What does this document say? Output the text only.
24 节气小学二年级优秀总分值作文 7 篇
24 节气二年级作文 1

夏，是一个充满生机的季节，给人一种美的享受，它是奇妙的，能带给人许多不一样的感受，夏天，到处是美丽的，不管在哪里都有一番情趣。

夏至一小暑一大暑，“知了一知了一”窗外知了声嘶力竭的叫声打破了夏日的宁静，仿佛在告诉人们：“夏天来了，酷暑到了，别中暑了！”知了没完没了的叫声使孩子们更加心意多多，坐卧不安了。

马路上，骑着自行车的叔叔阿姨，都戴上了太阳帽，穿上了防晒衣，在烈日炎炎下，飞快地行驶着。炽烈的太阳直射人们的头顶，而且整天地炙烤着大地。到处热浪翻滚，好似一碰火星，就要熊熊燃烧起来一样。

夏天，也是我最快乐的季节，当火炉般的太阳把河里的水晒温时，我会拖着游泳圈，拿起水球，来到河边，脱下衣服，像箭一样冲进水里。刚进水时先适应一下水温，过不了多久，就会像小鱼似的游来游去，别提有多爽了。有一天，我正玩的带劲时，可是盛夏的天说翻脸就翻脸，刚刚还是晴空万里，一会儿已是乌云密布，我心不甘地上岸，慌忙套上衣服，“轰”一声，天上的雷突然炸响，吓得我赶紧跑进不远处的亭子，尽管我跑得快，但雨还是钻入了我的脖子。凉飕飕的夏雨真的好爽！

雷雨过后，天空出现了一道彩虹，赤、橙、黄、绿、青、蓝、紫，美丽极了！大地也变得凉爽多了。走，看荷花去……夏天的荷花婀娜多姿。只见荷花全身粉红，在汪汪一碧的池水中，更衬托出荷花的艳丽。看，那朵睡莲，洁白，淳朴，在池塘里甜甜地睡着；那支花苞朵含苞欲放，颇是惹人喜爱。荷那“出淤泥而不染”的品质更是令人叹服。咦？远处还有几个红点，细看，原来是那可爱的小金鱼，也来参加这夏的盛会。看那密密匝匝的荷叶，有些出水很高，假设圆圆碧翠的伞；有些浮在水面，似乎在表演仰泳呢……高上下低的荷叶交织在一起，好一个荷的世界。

***

Output all records verbatim.

Task solution:
What does this document say? Output the text only.
24 节气小学二年级优秀总分值作文 7 篇
24 节气二年级作文 1

夏，是一个充满生机的季节，给人一种美的享受，它是奇妙的，能带给人许多不一样的感受，夏天，到处是美丽的，不管在哪里都有一番情趣。

夏至一小暑一大暑，“知了一知了一”窗外知了声嘶力竭的叫声打破了夏日的宁静，仿佛在告诉人们：“夏天来了，酷暑到了，别中暑了！”知了没完没了的叫声使孩子们更加心意多多，坐卧不安了。

马路上，骑着自行车的叔叔阿姨，都戴上了太阳帽，穿上了防晒衣，在烈日炎炎下，飞快地行驶着。炽烈的太阳直射人们的头顶，而且整天地炙烤着大地。到处热浪翻滚，好似一碰火星，就要熊熊燃烧起来一样。

夏天，也是我最快乐的季节，当火炉般的太阳把河里的水晒温时，我会拖着游泳圈，拿起水球，来到河边，脱下衣服，像箭一样冲进水里。刚进水时先适应一下水温，过不了多久，就会像小鱼似的游来游去，别提有多爽了。有一天，我正玩的带劲时，可是盛夏的天说翻脸就翻脸，刚刚还是晴空万里，一会儿已是乌云密布，我心不甘地上岸，慌忙套上衣服，“轰”一声，天上的雷突然炸响，吓得我赶紧跑进不远处的亭子，尽管我跑得快，但雨还是钻入了我的脖子。凉飕飕的夏雨真的好爽！

雷雨过后，天空出现了一道彩虹，赤、橙、黄、绿、青、蓝、紫，美丽极了！大地也变得凉爽多了。走，看荷花去……夏天的荷花婀娜多姿。只见荷花全身粉红，在汪汪一碧的池水中，更衬托出荷花的艳丽。看，那朵睡莲，洁白，淳朴，在池塘里甜甜地睡着；那支花苞朵含苞欲放，颇是惹人喜爱。荷那“出淤泥而不染”的品质更是令人叹服。咦？远处还有几个红点，细看，原来是那可爱的小金鱼，也来参加这夏的盛会。看那密密匝匝的荷叶，有些出水很高，假设圆圆碧翠的伞；有些浮在水面，似乎在表演仰泳呢……高上下低的荷叶交织在一起，好一个荷的世界。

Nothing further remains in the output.